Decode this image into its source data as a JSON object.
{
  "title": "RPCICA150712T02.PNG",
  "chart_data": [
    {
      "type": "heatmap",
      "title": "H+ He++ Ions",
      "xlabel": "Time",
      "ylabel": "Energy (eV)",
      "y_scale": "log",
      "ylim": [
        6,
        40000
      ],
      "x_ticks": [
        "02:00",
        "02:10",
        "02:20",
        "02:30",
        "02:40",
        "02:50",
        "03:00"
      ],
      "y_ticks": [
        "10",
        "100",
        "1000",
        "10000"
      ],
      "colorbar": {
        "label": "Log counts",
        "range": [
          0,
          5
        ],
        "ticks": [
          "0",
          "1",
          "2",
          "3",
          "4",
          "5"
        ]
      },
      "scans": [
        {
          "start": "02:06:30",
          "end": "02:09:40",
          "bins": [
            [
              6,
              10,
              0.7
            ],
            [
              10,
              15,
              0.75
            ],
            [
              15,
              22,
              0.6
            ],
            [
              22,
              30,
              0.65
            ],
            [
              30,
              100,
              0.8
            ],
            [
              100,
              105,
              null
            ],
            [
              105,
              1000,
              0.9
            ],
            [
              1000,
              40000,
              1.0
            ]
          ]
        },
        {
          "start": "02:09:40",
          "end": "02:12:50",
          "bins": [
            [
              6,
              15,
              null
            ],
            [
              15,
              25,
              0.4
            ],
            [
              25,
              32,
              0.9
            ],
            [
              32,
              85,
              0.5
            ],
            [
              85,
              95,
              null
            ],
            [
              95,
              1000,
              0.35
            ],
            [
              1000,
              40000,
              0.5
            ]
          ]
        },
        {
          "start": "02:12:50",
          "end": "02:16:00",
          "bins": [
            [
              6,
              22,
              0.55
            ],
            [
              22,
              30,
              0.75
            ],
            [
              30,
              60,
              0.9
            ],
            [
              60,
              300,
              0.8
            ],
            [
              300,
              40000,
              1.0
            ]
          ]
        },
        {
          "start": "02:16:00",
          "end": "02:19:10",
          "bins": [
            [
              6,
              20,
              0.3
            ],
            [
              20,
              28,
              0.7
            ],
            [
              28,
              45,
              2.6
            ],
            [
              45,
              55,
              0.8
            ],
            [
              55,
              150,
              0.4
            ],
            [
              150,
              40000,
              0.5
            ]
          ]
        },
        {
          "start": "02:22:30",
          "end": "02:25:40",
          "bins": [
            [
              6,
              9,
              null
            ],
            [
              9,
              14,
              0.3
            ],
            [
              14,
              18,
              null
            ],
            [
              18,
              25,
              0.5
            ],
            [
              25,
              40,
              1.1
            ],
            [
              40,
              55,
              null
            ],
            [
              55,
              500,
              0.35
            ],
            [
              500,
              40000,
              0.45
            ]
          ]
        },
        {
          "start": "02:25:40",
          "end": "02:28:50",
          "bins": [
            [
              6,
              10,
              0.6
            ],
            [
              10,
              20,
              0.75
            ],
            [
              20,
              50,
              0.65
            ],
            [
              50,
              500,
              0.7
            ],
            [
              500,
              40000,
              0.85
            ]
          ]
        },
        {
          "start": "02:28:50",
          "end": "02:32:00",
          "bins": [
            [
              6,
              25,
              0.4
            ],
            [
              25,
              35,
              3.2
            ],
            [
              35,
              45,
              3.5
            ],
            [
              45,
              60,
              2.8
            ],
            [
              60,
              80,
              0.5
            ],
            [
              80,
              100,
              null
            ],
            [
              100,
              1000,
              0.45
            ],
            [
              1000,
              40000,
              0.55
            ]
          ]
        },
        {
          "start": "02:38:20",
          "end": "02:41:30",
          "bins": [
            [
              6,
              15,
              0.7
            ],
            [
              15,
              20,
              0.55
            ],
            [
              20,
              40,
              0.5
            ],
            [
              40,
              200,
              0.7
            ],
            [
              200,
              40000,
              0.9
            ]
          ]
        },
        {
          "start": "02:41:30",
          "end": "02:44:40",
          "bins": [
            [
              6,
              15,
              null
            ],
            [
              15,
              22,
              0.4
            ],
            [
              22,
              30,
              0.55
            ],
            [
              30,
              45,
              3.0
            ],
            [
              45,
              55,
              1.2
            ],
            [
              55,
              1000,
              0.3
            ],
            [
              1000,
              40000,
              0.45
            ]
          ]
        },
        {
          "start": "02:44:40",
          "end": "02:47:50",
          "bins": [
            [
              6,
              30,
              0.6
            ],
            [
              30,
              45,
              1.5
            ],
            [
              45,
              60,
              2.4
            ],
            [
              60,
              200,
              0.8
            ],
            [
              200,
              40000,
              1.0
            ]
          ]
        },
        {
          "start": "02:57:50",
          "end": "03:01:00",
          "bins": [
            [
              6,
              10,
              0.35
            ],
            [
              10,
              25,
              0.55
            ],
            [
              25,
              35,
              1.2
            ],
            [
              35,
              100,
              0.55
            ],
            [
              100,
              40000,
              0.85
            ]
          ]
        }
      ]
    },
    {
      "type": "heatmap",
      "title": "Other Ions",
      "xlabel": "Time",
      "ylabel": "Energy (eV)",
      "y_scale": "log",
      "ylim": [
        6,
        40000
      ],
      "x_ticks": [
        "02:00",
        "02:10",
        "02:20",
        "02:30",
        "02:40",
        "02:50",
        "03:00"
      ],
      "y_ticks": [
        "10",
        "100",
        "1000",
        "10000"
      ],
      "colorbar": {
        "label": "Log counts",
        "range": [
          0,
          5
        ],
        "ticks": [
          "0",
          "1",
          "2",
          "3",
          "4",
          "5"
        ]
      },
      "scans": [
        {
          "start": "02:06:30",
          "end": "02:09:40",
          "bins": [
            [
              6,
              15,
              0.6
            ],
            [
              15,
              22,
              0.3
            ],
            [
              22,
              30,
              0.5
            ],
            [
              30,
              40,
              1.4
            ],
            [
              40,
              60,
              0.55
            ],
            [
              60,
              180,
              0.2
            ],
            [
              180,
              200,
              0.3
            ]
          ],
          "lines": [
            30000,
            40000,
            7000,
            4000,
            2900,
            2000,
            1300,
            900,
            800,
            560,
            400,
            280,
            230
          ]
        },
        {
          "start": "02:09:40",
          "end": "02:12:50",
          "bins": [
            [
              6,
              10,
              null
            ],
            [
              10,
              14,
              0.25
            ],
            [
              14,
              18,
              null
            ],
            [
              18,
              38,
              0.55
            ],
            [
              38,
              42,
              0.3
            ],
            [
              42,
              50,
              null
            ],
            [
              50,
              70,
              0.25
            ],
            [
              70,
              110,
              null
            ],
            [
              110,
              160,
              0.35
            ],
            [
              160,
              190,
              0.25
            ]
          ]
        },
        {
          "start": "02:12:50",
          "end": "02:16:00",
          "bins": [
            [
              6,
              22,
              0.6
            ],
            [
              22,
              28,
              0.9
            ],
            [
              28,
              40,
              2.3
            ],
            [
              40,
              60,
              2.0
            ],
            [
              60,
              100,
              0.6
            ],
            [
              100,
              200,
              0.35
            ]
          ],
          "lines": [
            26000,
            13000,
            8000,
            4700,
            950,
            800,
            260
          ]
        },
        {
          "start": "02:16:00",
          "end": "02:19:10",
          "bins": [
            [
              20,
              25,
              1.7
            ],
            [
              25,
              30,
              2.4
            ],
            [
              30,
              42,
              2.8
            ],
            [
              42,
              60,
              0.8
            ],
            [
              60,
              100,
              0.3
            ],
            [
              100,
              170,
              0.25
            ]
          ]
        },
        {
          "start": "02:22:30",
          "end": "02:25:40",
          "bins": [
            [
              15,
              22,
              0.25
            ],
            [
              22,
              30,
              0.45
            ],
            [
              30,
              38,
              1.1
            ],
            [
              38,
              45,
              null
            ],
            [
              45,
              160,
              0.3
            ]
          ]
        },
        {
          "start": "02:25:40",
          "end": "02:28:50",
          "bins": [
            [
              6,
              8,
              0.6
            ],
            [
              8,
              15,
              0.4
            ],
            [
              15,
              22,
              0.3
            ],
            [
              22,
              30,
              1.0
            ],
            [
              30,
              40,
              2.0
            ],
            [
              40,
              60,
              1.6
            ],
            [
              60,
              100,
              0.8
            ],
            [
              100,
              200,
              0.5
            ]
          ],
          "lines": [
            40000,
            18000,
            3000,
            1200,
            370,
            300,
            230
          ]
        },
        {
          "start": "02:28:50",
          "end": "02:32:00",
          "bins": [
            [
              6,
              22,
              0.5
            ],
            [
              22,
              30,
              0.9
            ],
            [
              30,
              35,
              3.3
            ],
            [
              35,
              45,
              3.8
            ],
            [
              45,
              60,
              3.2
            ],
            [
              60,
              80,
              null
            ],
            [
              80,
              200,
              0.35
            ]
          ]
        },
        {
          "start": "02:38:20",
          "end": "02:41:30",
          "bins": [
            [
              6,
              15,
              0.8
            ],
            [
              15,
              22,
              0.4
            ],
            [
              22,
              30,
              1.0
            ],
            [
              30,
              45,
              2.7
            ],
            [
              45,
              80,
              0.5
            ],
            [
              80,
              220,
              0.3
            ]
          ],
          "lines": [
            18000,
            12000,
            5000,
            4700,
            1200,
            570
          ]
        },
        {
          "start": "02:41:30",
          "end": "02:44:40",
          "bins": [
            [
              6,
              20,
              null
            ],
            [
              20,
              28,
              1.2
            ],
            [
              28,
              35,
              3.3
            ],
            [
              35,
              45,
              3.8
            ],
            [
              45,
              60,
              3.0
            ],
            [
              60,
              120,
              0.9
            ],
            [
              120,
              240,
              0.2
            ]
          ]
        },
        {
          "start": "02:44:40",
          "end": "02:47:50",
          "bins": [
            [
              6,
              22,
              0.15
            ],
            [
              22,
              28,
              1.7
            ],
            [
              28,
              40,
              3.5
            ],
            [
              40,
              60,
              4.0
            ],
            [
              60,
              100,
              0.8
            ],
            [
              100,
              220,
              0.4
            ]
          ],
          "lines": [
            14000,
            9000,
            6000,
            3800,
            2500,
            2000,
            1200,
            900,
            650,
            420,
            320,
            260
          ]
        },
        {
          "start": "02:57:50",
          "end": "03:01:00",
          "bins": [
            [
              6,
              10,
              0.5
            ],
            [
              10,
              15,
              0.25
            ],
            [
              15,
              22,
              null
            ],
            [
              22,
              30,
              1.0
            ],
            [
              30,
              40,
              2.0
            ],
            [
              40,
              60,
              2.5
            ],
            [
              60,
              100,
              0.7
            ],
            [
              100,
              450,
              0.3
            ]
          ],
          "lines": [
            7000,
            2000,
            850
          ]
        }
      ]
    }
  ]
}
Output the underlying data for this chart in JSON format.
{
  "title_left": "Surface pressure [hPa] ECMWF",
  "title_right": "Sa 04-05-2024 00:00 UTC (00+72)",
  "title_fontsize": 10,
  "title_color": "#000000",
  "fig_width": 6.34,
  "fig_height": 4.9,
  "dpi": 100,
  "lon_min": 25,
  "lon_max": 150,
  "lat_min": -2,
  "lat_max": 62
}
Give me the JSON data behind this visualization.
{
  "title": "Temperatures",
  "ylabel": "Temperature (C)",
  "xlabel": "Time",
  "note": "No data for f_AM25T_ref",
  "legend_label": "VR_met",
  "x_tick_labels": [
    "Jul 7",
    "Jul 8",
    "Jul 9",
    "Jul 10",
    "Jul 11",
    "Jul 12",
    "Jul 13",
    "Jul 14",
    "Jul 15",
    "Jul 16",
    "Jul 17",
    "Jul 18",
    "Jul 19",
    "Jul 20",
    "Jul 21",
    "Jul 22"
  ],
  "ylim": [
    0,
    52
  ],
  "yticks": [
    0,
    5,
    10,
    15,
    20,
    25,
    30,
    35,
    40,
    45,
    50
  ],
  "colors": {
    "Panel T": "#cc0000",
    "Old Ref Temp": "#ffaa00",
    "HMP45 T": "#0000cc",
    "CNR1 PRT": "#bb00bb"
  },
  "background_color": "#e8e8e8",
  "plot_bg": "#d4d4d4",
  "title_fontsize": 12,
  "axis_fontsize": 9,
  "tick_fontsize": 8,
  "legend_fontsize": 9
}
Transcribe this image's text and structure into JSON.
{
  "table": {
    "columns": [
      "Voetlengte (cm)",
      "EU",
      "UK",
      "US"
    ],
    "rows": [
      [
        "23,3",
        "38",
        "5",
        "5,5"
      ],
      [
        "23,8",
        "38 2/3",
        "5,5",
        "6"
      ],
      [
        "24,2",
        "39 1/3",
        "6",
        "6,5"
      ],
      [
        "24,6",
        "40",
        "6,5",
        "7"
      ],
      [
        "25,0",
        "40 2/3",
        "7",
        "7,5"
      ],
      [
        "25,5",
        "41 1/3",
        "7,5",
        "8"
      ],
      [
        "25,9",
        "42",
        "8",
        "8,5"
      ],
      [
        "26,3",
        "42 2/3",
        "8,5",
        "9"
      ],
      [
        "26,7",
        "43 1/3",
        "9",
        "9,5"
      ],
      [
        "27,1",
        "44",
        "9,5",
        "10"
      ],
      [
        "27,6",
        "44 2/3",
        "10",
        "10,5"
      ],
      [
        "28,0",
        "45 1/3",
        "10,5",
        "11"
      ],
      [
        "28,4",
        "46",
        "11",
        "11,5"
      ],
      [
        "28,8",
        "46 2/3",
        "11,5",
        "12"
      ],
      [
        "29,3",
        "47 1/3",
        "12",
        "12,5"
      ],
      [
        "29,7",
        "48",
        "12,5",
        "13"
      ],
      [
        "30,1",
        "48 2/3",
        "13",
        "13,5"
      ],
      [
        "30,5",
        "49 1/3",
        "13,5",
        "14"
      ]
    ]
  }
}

** Task directions **
Copy every line of the data that holds the string "image".

** Answer to this exercise **
Decode this image into its source data as a JSON object.
Transcribe this image's text and structure into JSON.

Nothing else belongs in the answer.